→ **To be done**
Determine the number of lines in the listing below where the string "name" occurs; answer with the number alone.

* begin Data listing *

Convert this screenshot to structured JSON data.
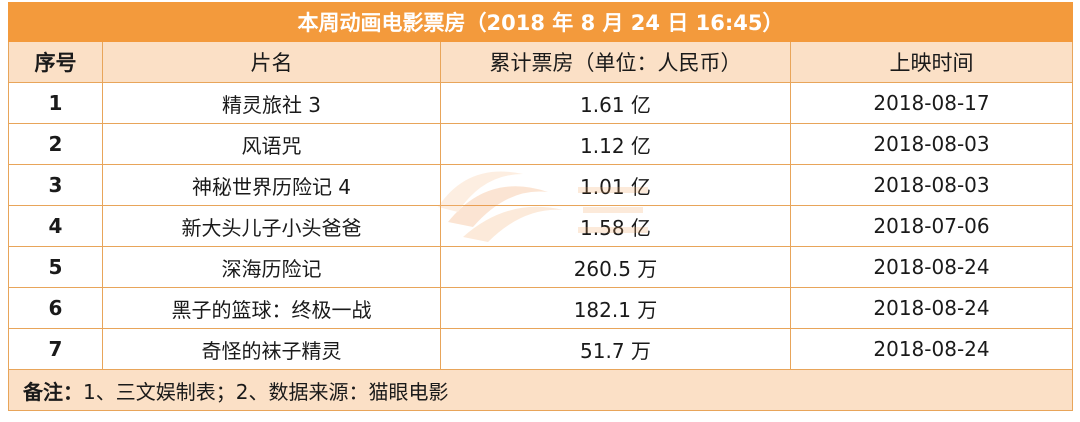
{
  "title": "本周动画电影票房（2018 年 8 月 24 日  16:45）",
  "headers": {
    "index": "序号",
    "name": "片名",
    "box_office": "累计票房（单位：人民币）",
    "release": "上映时间"
  },
  "rows": [
    {
      "index": "1",
      "name": "精灵旅社 3",
      "box_office": "1.61 亿",
      "release": "2018-08-17"
    },
    {
      "index": "2",
      "name": "风语咒",
      "box_office": "1.12 亿",
      "release": "2018-08-03"
    },
    {
      "index": "3",
      "name": "神秘世界历险记 4",
      "box_office": "1.01 亿",
      "release": "2018-08-03"
    },
    {
      "index": "4",
      "name": "新大头儿子小头爸爸",
      "box_office": "1.58 亿",
      "release": "2018-07-06"
    },
    {
      "index": "5",
      "name": "深海历险记",
      "box_office": "260.5 万",
      "release": "2018-08-24"
    },
    {
      "index": "6",
      "name": "黑子的篮球：终极一战",
      "box_office": "182.1 万",
      "release": "2018-08-24"
    },
    {
      "index": "7",
      "name": "奇怪的袜子精灵",
      "box_office": "51.7 万",
      "release": "2018-08-24"
    }
  ],
  "note": {
    "label": "备注：",
    "text": "1、三文娱制表；2、数据来源：猫眼电影"
  },
  "colors": {
    "title_bg": "#f39a3c",
    "header_bg": "#fbe0c6",
    "border": "#e8a55a"
  },
  "watermark": {
    "icon": "sanwenyu-logo-icon"
  }
}
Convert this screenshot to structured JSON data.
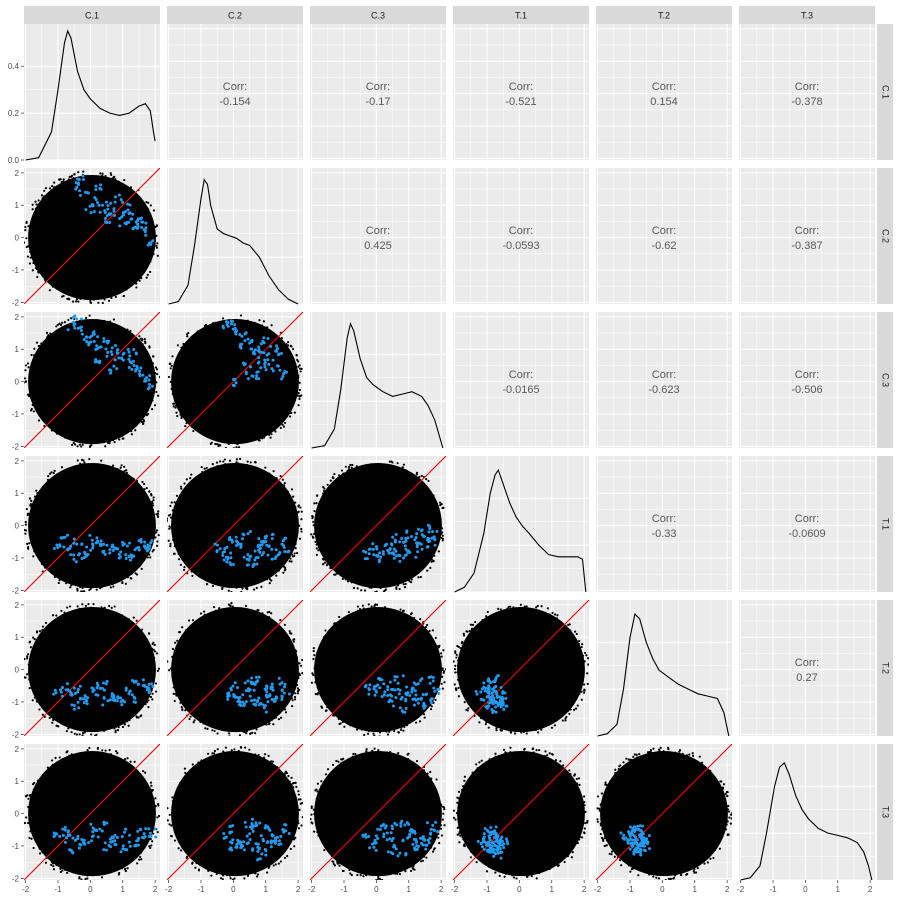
{
  "variables": [
    "C.1",
    "C.2",
    "C.3",
    "T.1",
    "T.2",
    "T.3"
  ],
  "colors": {
    "panel_bg": "#ebebeb",
    "grid": "#ffffff",
    "strip_bg": "#d9d9d9",
    "points": "#000000",
    "highlight": "#1f9bf0",
    "reference_line": "#ff0000"
  },
  "chart_data": {
    "type": "scatter",
    "layout": "pairs-matrix",
    "upper": "correlation-text",
    "diagonal": "density",
    "lower": "scatter with highlighted subset and y = x reference line",
    "corr_label": "Corr:",
    "axis_ticks": [
      "-2",
      "-1",
      "0",
      "1",
      "2"
    ],
    "axis_range": [
      -2.05,
      2.15
    ],
    "density_yticks": [
      "0.0",
      "0.2",
      "0.4"
    ],
    "density_ylim": [
      0,
      0.58
    ],
    "correlations": [
      {
        "row": "C.1",
        "col": "C.2",
        "value": "-0.154"
      },
      {
        "row": "C.1",
        "col": "C.3",
        "value": "-0.17"
      },
      {
        "row": "C.1",
        "col": "T.1",
        "value": "-0.521"
      },
      {
        "row": "C.1",
        "col": "T.2",
        "value": "0.154"
      },
      {
        "row": "C.1",
        "col": "T.3",
        "value": "-0.378"
      },
      {
        "row": "C.2",
        "col": "C.3",
        "value": "0.425"
      },
      {
        "row": "C.2",
        "col": "T.1",
        "value": "-0.0593"
      },
      {
        "row": "C.2",
        "col": "T.2",
        "value": "-0.62"
      },
      {
        "row": "C.2",
        "col": "T.3",
        "value": "-0.387"
      },
      {
        "row": "C.3",
        "col": "T.1",
        "value": "-0.0165"
      },
      {
        "row": "C.3",
        "col": "T.2",
        "value": "-0.623"
      },
      {
        "row": "C.3",
        "col": "T.3",
        "value": "-0.506"
      },
      {
        "row": "T.1",
        "col": "T.2",
        "value": "-0.33"
      },
      {
        "row": "T.1",
        "col": "T.3",
        "value": "-0.0609"
      },
      {
        "row": "T.2",
        "col": "T.3",
        "value": "0.27"
      }
    ],
    "densities": [
      {
        "var": "C.1",
        "x": [
          -2.0,
          -1.6,
          -1.2,
          -1.0,
          -0.8,
          -0.7,
          -0.6,
          -0.4,
          -0.2,
          0.0,
          0.3,
          0.6,
          0.9,
          1.2,
          1.5,
          1.7,
          1.85,
          1.95,
          2.0
        ],
        "y": [
          0.0,
          0.01,
          0.12,
          0.3,
          0.5,
          0.55,
          0.52,
          0.38,
          0.3,
          0.26,
          0.22,
          0.2,
          0.19,
          0.2,
          0.23,
          0.24,
          0.21,
          0.12,
          0.08
        ]
      },
      {
        "var": "C.2",
        "x": [
          -2.0,
          -1.7,
          -1.4,
          -1.2,
          -1.0,
          -0.9,
          -0.8,
          -0.7,
          -0.5,
          -0.3,
          -0.1,
          0.1,
          0.3,
          0.5,
          0.8,
          1.1,
          1.4,
          1.7,
          2.0
        ],
        "y": [
          0.0,
          0.01,
          0.08,
          0.25,
          0.45,
          0.53,
          0.51,
          0.42,
          0.32,
          0.3,
          0.29,
          0.28,
          0.26,
          0.25,
          0.2,
          0.12,
          0.06,
          0.02,
          0.0
        ]
      },
      {
        "var": "C.3",
        "x": [
          -2.0,
          -1.6,
          -1.3,
          -1.1,
          -0.9,
          -0.8,
          -0.7,
          -0.5,
          -0.3,
          -0.1,
          0.2,
          0.5,
          0.8,
          1.1,
          1.4,
          1.6,
          1.8,
          1.95,
          2.05
        ],
        "y": [
          0.0,
          0.01,
          0.08,
          0.25,
          0.47,
          0.53,
          0.5,
          0.38,
          0.3,
          0.27,
          0.24,
          0.22,
          0.23,
          0.24,
          0.22,
          0.18,
          0.12,
          0.05,
          0.0
        ]
      },
      {
        "var": "T.1",
        "x": [
          -2.0,
          -1.7,
          -1.4,
          -1.1,
          -0.9,
          -0.75,
          -0.65,
          -0.5,
          -0.3,
          -0.1,
          0.1,
          0.3,
          0.6,
          0.9,
          1.2,
          1.5,
          1.8,
          1.95,
          2.05
        ],
        "y": [
          0.0,
          0.02,
          0.08,
          0.25,
          0.42,
          0.5,
          0.52,
          0.46,
          0.38,
          0.32,
          0.28,
          0.25,
          0.2,
          0.16,
          0.15,
          0.15,
          0.15,
          0.14,
          0.0
        ]
      },
      {
        "var": "T.2",
        "x": [
          -2.0,
          -1.7,
          -1.4,
          -1.2,
          -1.0,
          -0.85,
          -0.7,
          -0.5,
          -0.3,
          -0.1,
          0.2,
          0.5,
          0.8,
          1.1,
          1.4,
          1.7,
          1.9,
          2.05
        ],
        "y": [
          0.0,
          0.01,
          0.05,
          0.2,
          0.42,
          0.52,
          0.5,
          0.4,
          0.33,
          0.28,
          0.25,
          0.22,
          0.2,
          0.18,
          0.17,
          0.16,
          0.1,
          0.0
        ]
      },
      {
        "var": "T.3",
        "x": [
          -2.0,
          -1.7,
          -1.4,
          -1.2,
          -0.95,
          -0.8,
          -0.65,
          -0.5,
          -0.3,
          -0.1,
          0.1,
          0.4,
          0.7,
          1.0,
          1.3,
          1.6,
          1.8,
          1.95,
          2.05
        ],
        "y": [
          0.0,
          0.01,
          0.06,
          0.2,
          0.4,
          0.48,
          0.5,
          0.45,
          0.36,
          0.3,
          0.26,
          0.22,
          0.2,
          0.19,
          0.18,
          0.16,
          0.12,
          0.06,
          0.0
        ]
      }
    ],
    "highlight_points": [
      {
        "row": "C.2",
        "col": "C.1",
        "x": [
          -0.5,
          -0.2,
          0.1,
          0.4,
          0.7,
          0.9,
          1.1,
          1.3,
          1.5,
          1.7,
          -0.3,
          0.2,
          0.6,
          1.0,
          1.4,
          1.8,
          0.0,
          0.5,
          1.2,
          1.6
        ],
        "y": [
          1.6,
          1.4,
          1.1,
          0.9,
          0.8,
          1.2,
          0.7,
          0.6,
          0.4,
          0.2,
          1.8,
          1.5,
          1.0,
          0.5,
          0.3,
          -0.1,
          0.9,
          0.6,
          0.9,
          0.5
        ]
      },
      {
        "row": "C.3",
        "col": "C.1",
        "x": [
          -0.6,
          -0.3,
          0.0,
          0.3,
          0.6,
          0.9,
          1.2,
          1.5,
          1.7,
          -0.4,
          0.1,
          0.5,
          0.8,
          1.1,
          1.4,
          1.8,
          0.2,
          0.7,
          1.3,
          -0.1
        ],
        "y": [
          1.7,
          1.6,
          1.3,
          1.1,
          0.9,
          0.8,
          0.5,
          0.3,
          0.1,
          1.9,
          1.5,
          1.2,
          1.0,
          0.7,
          0.4,
          -0.1,
          0.6,
          0.4,
          0.9,
          1.2
        ]
      },
      {
        "row": "C.3",
        "col": "C.2",
        "x": [
          -0.3,
          0.0,
          0.3,
          0.5,
          0.7,
          0.9,
          1.1,
          1.3,
          1.5,
          0.2,
          0.6,
          1.0,
          1.4,
          -0.1,
          0.4,
          0.8,
          1.2,
          0.1,
          0.5,
          0.9
        ],
        "y": [
          1.8,
          1.6,
          1.4,
          1.2,
          1.0,
          0.8,
          0.6,
          0.4,
          0.2,
          1.1,
          0.9,
          1.3,
          0.9,
          1.9,
          0.5,
          0.2,
          1.0,
          0.0,
          0.2,
          0.5
        ]
      },
      {
        "row": "T.1",
        "col": "C.1",
        "x": [
          -1.0,
          -0.7,
          -0.4,
          -0.1,
          0.2,
          0.5,
          0.8,
          1.1,
          1.4,
          1.7,
          -0.8,
          -0.2,
          0.4,
          1.0,
          1.6,
          -0.5,
          0.1,
          0.7,
          1.3,
          1.9
        ],
        "y": [
          -0.6,
          -0.7,
          -0.5,
          -0.8,
          -0.6,
          -0.9,
          -0.7,
          -0.6,
          -0.8,
          -0.7,
          -0.4,
          -0.9,
          -0.5,
          -0.9,
          -0.5,
          -1.0,
          -0.4,
          -0.8,
          -1.0,
          -0.6
        ]
      },
      {
        "row": "T.1",
        "col": "C.2",
        "x": [
          -0.5,
          -0.2,
          0.1,
          0.4,
          0.7,
          1.0,
          1.3,
          1.6,
          -0.3,
          0.2,
          0.6,
          0.9,
          1.2,
          1.5,
          0.0,
          0.5,
          0.8,
          1.1,
          -0.1,
          0.4
        ],
        "y": [
          -0.7,
          -0.8,
          -0.6,
          -0.9,
          -0.7,
          -0.6,
          -0.8,
          -0.7,
          -1.0,
          -0.5,
          -1.1,
          -0.5,
          -1.0,
          -0.5,
          -0.4,
          -1.2,
          -0.9,
          -0.4,
          -1.1,
          -0.3
        ]
      },
      {
        "row": "T.1",
        "col": "C.3",
        "x": [
          -0.3,
          0.0,
          0.3,
          0.6,
          0.9,
          1.2,
          1.5,
          1.8,
          0.1,
          0.5,
          0.8,
          1.1,
          1.4,
          1.7,
          -0.1,
          0.4,
          1.0,
          1.6,
          0.7,
          1.3
        ],
        "y": [
          -0.9,
          -0.8,
          -0.7,
          -0.8,
          -0.6,
          -0.5,
          -0.4,
          -0.3,
          -1.0,
          -0.9,
          -1.0,
          -0.9,
          -0.7,
          -0.6,
          -0.6,
          -0.5,
          -0.3,
          -0.1,
          -0.4,
          -0.2
        ]
      },
      {
        "row": "T.2",
        "col": "C.1",
        "x": [
          -1.0,
          -0.7,
          -0.4,
          -0.1,
          0.2,
          0.5,
          0.8,
          1.1,
          1.4,
          1.7,
          -0.8,
          -0.2,
          0.4,
          1.0,
          1.6,
          -0.5,
          0.1,
          0.7,
          1.3,
          1.9
        ],
        "y": [
          -0.7,
          -0.8,
          -0.6,
          -0.9,
          -0.7,
          -1.0,
          -0.8,
          -0.7,
          -0.9,
          -0.6,
          -0.5,
          -1.0,
          -0.5,
          -1.0,
          -0.4,
          -1.1,
          -0.5,
          -0.9,
          -0.4,
          -0.5
        ]
      },
      {
        "row": "T.2",
        "col": "C.2",
        "x": [
          -0.2,
          0.1,
          0.4,
          0.7,
          1.0,
          1.3,
          1.6,
          0.0,
          0.3,
          0.6,
          0.9,
          1.2,
          1.5,
          -0.1,
          0.5,
          0.8,
          1.1,
          0.2,
          0.7,
          1.4
        ],
        "y": [
          -0.8,
          -0.9,
          -0.7,
          -1.0,
          -0.8,
          -0.6,
          -0.7,
          -0.5,
          -1.1,
          -0.5,
          -1.2,
          -0.9,
          -0.4,
          -0.7,
          -0.4,
          -1.0,
          -0.5,
          -1.0,
          -0.3,
          -0.9
        ]
      },
      {
        "row": "T.2",
        "col": "C.3",
        "x": [
          -0.3,
          0.0,
          0.3,
          0.6,
          0.9,
          1.2,
          1.5,
          1.8,
          0.1,
          0.5,
          0.8,
          1.1,
          1.4,
          1.7,
          -0.1,
          0.4,
          1.0,
          1.6,
          0.7,
          1.3
        ],
        "y": [
          -0.5,
          -0.6,
          -0.8,
          -0.7,
          -0.9,
          -1.0,
          -0.8,
          -0.6,
          -0.4,
          -1.0,
          -1.2,
          -0.7,
          -1.1,
          -0.3,
          -0.7,
          -0.5,
          -0.6,
          -0.9,
          -0.3,
          -0.4
        ]
      },
      {
        "row": "T.2",
        "col": "T.1",
        "x": [
          -1.1,
          -1.0,
          -0.9,
          -0.8,
          -0.7,
          -0.6,
          -0.5,
          -0.9,
          -0.8,
          -0.7,
          -0.6,
          -1.0,
          -0.8,
          -0.7,
          -0.9,
          -0.6,
          -0.8,
          -1.2,
          -0.5,
          -0.7
        ],
        "y": [
          -0.6,
          -0.9,
          -1.0,
          -0.8,
          -1.1,
          -0.9,
          -0.8,
          -0.6,
          -1.2,
          -0.6,
          -1.0,
          -0.4,
          -0.5,
          -0.8,
          -1.1,
          -1.2,
          -0.9,
          -0.8,
          -1.0,
          -0.3
        ]
      },
      {
        "row": "T.3",
        "col": "C.1",
        "x": [
          -1.0,
          -0.7,
          -0.4,
          -0.1,
          0.2,
          0.5,
          0.8,
          1.1,
          1.4,
          1.7,
          -0.8,
          -0.2,
          0.4,
          1.0,
          1.6,
          -0.5,
          0.1,
          0.7,
          1.3,
          1.9
        ],
        "y": [
          -0.6,
          -0.8,
          -0.7,
          -0.9,
          -0.6,
          -1.0,
          -0.8,
          -0.6,
          -0.9,
          -0.7,
          -0.5,
          -1.0,
          -0.4,
          -1.1,
          -0.5,
          -1.1,
          -0.4,
          -0.9,
          -1.0,
          -0.6
        ]
      },
      {
        "row": "T.3",
        "col": "C.2",
        "x": [
          -0.2,
          0.1,
          0.4,
          0.7,
          1.0,
          1.3,
          1.6,
          0.0,
          0.3,
          0.6,
          0.9,
          1.2,
          1.5,
          -0.1,
          0.5,
          0.8,
          1.1,
          0.2,
          0.7,
          1.4
        ],
        "y": [
          -0.7,
          -0.9,
          -0.8,
          -1.0,
          -0.8,
          -0.7,
          -0.6,
          -0.5,
          -1.1,
          -0.5,
          -1.2,
          -0.9,
          -0.4,
          -1.0,
          -0.4,
          -1.3,
          -0.5,
          -1.0,
          -0.3,
          -0.9
        ]
      },
      {
        "row": "T.3",
        "col": "C.3",
        "x": [
          -0.3,
          0.0,
          0.3,
          0.6,
          0.9,
          1.2,
          1.5,
          1.8,
          0.1,
          0.5,
          0.8,
          1.1,
          1.4,
          1.7,
          -0.1,
          0.4,
          1.0,
          1.6,
          0.7,
          1.3
        ],
        "y": [
          -0.6,
          -0.8,
          -0.7,
          -0.9,
          -0.8,
          -1.0,
          -0.7,
          -0.6,
          -0.4,
          -1.1,
          -1.2,
          -0.6,
          -1.0,
          -0.4,
          -1.0,
          -0.5,
          -0.4,
          -0.9,
          -0.3,
          -0.8
        ]
      },
      {
        "row": "T.3",
        "col": "T.1",
        "x": [
          -1.2,
          -1.0,
          -0.9,
          -0.8,
          -0.7,
          -0.6,
          -0.5,
          -0.9,
          -0.8,
          -0.7,
          -0.6,
          -1.1,
          -0.8,
          -0.7,
          -0.9,
          -0.6,
          -0.8,
          -1.0,
          -0.5,
          -0.7
        ],
        "y": [
          -0.8,
          -1.0,
          -0.9,
          -1.1,
          -0.8,
          -1.0,
          -0.9,
          -0.6,
          -1.2,
          -0.6,
          -1.1,
          -0.9,
          -0.7,
          -1.0,
          -1.2,
          -0.8,
          -0.5,
          -0.6,
          -0.8,
          -1.3
        ]
      },
      {
        "row": "T.3",
        "col": "T.2",
        "x": [
          -1.2,
          -1.0,
          -0.9,
          -0.8,
          -0.7,
          -0.6,
          -0.5,
          -0.9,
          -0.8,
          -0.7,
          -0.6,
          -1.1,
          -0.8,
          -0.7,
          -0.9,
          -0.6,
          -0.8,
          -1.0,
          -0.5,
          -0.7
        ],
        "y": [
          -0.7,
          -0.9,
          -1.0,
          -0.8,
          -1.1,
          -0.9,
          -0.8,
          -0.5,
          -1.2,
          -0.6,
          -1.0,
          -0.8,
          -0.6,
          -0.9,
          -1.1,
          -1.2,
          -0.4,
          -0.6,
          -1.0,
          -0.5
        ]
      }
    ]
  }
}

* end Data listing *

→ **Output below**
8